BEGIN RECORDS FOR THE TASK

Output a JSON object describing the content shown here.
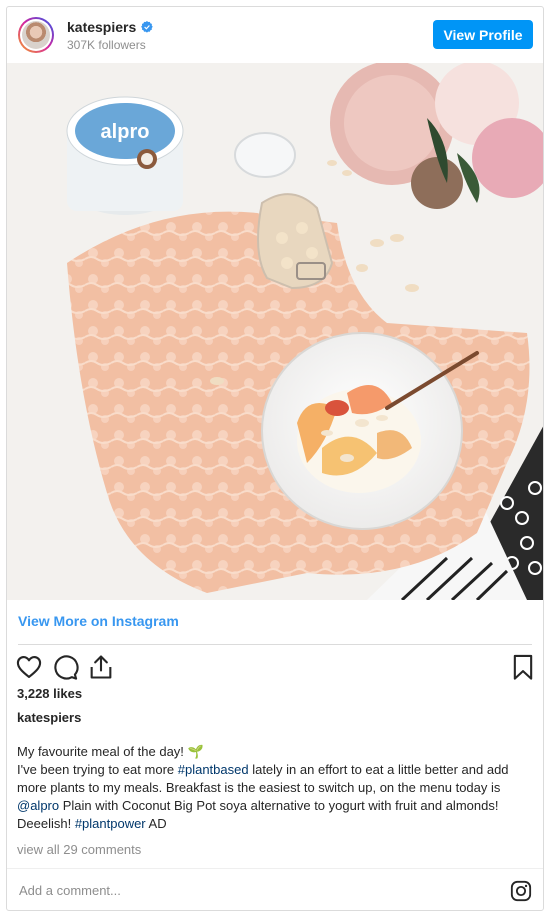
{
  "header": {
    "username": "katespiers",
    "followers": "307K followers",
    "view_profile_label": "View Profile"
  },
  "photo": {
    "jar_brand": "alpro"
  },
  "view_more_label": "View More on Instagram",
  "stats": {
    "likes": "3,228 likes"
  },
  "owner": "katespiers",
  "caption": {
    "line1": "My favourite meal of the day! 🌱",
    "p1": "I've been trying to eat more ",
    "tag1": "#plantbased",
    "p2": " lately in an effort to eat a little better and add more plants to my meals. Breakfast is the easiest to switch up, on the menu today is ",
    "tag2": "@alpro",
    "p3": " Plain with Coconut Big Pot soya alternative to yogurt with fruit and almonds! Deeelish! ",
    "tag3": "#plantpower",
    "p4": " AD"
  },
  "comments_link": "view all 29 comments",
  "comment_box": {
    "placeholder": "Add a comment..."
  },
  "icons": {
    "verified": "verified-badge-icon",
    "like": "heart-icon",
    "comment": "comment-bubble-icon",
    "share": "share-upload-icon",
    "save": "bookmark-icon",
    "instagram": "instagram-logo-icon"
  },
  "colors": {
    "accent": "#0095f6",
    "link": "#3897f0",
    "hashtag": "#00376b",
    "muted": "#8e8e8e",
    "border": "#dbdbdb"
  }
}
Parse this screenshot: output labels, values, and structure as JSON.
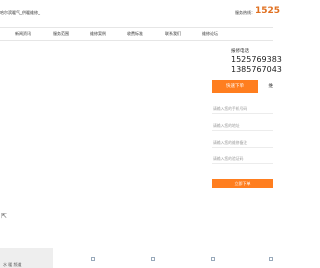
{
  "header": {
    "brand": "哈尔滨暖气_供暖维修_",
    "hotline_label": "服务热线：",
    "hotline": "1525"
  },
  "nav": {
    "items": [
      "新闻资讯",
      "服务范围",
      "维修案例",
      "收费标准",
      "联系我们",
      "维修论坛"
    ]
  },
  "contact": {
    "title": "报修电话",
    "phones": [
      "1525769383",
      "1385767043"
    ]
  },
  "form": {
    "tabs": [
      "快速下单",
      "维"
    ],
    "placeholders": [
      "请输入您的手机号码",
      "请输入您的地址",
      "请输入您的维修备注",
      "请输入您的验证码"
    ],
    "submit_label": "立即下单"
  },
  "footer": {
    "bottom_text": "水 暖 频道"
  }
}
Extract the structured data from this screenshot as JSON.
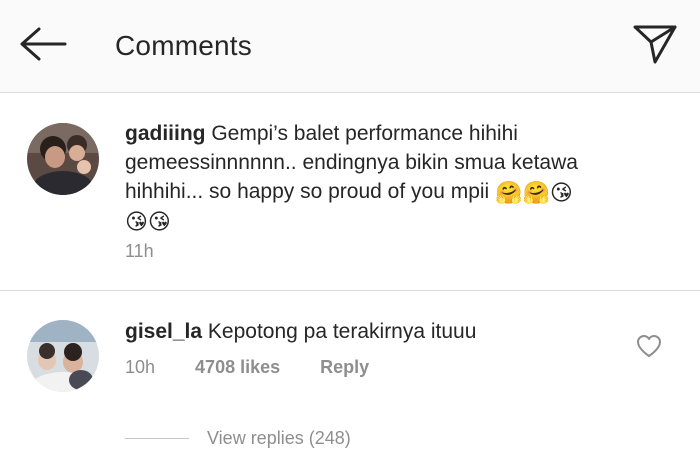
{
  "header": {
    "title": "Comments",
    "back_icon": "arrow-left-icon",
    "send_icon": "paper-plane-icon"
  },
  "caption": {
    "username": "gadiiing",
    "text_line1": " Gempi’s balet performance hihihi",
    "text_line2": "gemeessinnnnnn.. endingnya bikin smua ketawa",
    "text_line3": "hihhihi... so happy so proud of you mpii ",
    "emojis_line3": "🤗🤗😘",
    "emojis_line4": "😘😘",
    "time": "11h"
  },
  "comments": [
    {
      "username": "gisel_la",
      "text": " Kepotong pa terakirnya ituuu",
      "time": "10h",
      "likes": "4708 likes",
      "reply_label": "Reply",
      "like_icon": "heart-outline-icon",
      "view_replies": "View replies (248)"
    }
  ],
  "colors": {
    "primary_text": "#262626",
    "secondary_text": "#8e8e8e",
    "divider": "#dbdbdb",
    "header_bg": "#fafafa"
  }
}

END RECORDS FOR THE TASK
BEGIN RECORDS FOR THE TASK

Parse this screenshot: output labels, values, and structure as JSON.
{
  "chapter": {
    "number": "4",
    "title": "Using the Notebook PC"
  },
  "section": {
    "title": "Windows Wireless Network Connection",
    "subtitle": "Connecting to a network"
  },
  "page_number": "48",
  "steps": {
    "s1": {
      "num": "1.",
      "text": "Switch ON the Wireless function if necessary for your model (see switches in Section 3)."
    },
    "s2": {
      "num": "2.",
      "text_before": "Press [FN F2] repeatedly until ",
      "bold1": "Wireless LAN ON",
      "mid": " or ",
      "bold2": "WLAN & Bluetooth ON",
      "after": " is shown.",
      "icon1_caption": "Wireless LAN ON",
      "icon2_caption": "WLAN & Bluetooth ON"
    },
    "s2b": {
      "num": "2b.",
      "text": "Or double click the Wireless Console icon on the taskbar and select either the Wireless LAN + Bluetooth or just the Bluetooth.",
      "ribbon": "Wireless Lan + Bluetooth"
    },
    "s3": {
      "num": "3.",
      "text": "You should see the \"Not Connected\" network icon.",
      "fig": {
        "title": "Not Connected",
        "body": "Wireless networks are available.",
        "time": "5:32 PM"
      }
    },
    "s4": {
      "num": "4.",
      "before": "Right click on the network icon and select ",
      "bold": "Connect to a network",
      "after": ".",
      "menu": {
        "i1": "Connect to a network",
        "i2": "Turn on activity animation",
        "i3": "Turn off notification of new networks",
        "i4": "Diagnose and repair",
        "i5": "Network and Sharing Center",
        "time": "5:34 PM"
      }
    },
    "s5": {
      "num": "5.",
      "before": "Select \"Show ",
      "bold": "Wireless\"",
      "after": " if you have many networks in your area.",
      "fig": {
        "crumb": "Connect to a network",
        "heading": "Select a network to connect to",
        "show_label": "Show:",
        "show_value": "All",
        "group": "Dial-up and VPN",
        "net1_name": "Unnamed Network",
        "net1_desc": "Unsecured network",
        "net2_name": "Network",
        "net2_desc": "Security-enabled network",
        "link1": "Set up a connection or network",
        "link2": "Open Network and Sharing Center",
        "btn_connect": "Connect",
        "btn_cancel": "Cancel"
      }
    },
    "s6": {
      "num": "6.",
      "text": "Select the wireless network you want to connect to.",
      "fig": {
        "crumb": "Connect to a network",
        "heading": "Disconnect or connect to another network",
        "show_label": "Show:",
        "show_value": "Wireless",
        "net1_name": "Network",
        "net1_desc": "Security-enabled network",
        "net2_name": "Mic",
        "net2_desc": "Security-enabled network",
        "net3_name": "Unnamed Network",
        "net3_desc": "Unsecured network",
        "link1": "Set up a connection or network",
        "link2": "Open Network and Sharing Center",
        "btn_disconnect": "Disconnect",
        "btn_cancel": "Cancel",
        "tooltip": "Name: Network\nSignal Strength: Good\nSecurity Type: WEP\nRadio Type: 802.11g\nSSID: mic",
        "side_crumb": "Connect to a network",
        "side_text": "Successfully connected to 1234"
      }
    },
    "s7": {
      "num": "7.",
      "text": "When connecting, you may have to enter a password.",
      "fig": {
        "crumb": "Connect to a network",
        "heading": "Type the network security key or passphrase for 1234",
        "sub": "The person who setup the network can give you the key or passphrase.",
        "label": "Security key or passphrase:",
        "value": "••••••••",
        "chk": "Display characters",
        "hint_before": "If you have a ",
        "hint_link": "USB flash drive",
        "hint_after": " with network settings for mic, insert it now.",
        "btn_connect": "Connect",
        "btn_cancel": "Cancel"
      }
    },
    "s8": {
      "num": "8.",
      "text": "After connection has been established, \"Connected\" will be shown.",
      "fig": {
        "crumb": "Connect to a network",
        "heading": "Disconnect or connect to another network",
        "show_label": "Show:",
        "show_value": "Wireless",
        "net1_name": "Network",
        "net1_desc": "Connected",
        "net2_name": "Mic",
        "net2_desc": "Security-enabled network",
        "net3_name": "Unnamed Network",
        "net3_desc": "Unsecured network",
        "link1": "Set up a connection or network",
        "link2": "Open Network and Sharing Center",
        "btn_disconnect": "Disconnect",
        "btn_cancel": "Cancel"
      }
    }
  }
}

END RECORDS FOR THE TASK

- WORK TO DO -
Where a line of the records above holds the word "time", copy that line.

- WRITTEN SOLUTION -
    "time": "11h"
      "time": "10h",
        "time": "5:32 PM"
        "time": "5:34 PM"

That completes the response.